== Herausforderung A ==
Wie lange fährt Geppert laut dem Text über Geppert schon jeden Montag nach Halle?
--*--
Der ständige Kampf mit den verschiedenen Meinungen, Strömungen und Fronten schlaucht. Das ist Geppert, zumindest optisch kein Mann aus Watten, heute wieder anzusehen. Er, der zuletzt auch in Plauen zu den Rednern von „Wir sind Deutschland“ (WsD) gehörte, hat feuchte Augen, so sehr arbeitet es in ihm, dass er mit seiner Gebetsmühle, die Mitte der Gesellschaft formieren und die Menschen im Guten über alle Partei- und Ideologiegrenzen hinweg verbinden zu wollen, nicht durchkommt bei den lärmenden Gegendemonstranten und inzwischen auch beim Einsatzleiter der Polizei. 

Am Folgetag wird er auf Facebook klagen: „Wahnsinnige Hetzjagden auf Menschen wurden gestern von den ‚Gegendemonstranten’ ausgelöst. Das ist purer Faschismus.“ Er verteidigt, wofür er seit anderthalb Jahren jeden Montag nach Halle fährt, Zeit und Geld opfert, woran er glaubt, doch wie er später gegenüber Hallelife sagen wird, hat er Zweifel, ob er so weitermachen kann.
--*--
== Herausforderung B ==
Gib die Zeilen der Liste erneut aus, beginnend am Anfang der Liste und endend mit der Zeile, die "colorbar-graphic: −30 −26" enthält, und setze dabei überall "colorbar-box" anstelle von "colorbar-swatch". Alles andere bleibt unverändert.

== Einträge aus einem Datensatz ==
--*--
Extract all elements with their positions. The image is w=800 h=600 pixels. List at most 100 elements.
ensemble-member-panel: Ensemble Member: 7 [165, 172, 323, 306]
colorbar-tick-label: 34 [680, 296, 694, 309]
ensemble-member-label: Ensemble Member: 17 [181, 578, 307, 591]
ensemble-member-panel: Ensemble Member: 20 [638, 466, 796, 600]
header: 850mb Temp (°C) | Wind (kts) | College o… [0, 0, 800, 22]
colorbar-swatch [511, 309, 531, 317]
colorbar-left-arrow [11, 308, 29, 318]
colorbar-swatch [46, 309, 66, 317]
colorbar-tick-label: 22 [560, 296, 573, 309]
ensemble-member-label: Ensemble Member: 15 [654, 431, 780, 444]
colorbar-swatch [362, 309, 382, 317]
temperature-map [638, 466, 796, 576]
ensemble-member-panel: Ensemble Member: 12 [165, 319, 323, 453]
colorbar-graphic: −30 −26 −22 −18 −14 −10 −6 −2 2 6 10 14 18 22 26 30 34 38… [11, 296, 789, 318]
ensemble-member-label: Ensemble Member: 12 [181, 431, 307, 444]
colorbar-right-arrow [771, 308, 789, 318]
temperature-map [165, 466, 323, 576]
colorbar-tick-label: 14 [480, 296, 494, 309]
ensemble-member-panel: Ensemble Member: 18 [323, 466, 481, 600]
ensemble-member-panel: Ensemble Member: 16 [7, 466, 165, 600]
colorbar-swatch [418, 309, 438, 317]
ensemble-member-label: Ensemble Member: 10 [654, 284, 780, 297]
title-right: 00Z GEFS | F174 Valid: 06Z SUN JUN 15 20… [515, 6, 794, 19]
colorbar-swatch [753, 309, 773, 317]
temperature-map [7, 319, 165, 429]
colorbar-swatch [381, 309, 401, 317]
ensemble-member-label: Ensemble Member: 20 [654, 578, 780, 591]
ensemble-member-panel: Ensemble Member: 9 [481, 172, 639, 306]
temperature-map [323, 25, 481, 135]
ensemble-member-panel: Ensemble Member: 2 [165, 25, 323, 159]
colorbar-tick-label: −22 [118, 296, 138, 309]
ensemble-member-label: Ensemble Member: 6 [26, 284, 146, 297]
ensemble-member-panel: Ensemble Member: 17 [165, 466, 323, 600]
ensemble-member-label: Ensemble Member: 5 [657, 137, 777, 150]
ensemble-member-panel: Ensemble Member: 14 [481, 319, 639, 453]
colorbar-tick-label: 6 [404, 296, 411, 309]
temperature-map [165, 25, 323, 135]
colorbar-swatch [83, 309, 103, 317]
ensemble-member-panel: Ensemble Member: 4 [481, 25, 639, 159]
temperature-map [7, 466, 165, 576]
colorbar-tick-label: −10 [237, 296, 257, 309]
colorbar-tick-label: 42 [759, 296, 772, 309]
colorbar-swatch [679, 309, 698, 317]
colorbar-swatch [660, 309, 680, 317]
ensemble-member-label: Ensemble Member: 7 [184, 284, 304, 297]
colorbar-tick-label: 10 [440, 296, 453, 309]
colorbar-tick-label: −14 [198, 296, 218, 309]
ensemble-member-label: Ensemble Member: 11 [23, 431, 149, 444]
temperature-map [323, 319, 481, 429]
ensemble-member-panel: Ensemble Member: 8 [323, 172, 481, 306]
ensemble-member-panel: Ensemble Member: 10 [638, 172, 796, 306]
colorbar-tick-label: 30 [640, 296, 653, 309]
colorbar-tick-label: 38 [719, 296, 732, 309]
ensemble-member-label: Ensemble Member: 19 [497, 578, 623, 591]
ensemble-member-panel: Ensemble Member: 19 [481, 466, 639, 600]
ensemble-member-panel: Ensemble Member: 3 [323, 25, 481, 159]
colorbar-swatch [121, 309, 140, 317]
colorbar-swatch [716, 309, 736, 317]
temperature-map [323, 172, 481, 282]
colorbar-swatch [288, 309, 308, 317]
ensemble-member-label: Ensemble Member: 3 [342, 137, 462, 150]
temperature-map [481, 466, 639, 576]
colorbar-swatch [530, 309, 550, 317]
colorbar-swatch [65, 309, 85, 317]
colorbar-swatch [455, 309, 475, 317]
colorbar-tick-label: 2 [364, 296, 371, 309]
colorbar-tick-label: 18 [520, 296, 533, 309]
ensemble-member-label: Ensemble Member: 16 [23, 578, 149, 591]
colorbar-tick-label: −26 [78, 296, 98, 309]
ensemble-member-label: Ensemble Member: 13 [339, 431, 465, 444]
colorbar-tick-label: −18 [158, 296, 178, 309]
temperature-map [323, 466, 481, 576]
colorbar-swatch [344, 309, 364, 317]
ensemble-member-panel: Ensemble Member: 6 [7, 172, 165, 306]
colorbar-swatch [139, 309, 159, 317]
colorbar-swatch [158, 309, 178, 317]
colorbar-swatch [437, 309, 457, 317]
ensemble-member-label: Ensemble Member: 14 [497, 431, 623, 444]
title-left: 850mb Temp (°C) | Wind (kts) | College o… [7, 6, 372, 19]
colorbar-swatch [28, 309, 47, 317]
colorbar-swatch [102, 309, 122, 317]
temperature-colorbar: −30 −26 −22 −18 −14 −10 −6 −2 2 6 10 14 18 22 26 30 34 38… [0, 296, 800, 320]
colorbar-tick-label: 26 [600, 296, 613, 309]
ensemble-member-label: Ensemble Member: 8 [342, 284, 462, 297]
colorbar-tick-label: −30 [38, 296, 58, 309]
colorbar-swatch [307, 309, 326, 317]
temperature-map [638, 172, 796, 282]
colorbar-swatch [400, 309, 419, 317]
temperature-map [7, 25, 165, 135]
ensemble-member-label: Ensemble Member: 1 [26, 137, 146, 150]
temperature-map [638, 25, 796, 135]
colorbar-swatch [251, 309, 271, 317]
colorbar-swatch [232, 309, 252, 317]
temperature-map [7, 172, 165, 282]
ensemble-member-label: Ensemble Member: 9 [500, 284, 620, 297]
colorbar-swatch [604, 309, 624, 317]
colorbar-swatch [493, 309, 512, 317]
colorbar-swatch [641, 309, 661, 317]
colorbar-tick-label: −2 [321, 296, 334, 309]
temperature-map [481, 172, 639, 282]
--*--
== Antwort zur Aufgabe A ==
Seit anderthalb Jahren.

== Antwort zur Aufgabe B ==
Extract all elements with their positions. The image is w=800 h=600 pixels. List at most 100 elements.
ensemble-member-panel: Ensemble Member: 7 [165, 172, 323, 306]
colorbar-tick-label: 34 [680, 296, 694, 309]
ensemble-member-label: Ensemble Member: 17 [181, 578, 307, 591]
ensemble-member-panel: Ensemble Member: 20 [638, 466, 796, 600]
header: 850mb Temp (°C) | Wind (kts) | College o… [0, 0, 800, 22]
colorbar-box [511, 309, 531, 317]
colorbar-left-arrow [11, 308, 29, 318]
colorbar-box [46, 309, 66, 317]
colorbar-tick-label: 22 [560, 296, 573, 309]
ensemble-member-label: Ensemble Member: 15 [654, 431, 780, 444]
colorbar-box [362, 309, 382, 317]
temperature-map [638, 466, 796, 576]
ensemble-member-panel: Ensemble Member: 12 [165, 319, 323, 453]
colorbar-graphic: −30 −26 −22 −18 −14 −10 −6 −2 2 6 10 14 18 22 26 30 34 38… [11, 296, 789, 318]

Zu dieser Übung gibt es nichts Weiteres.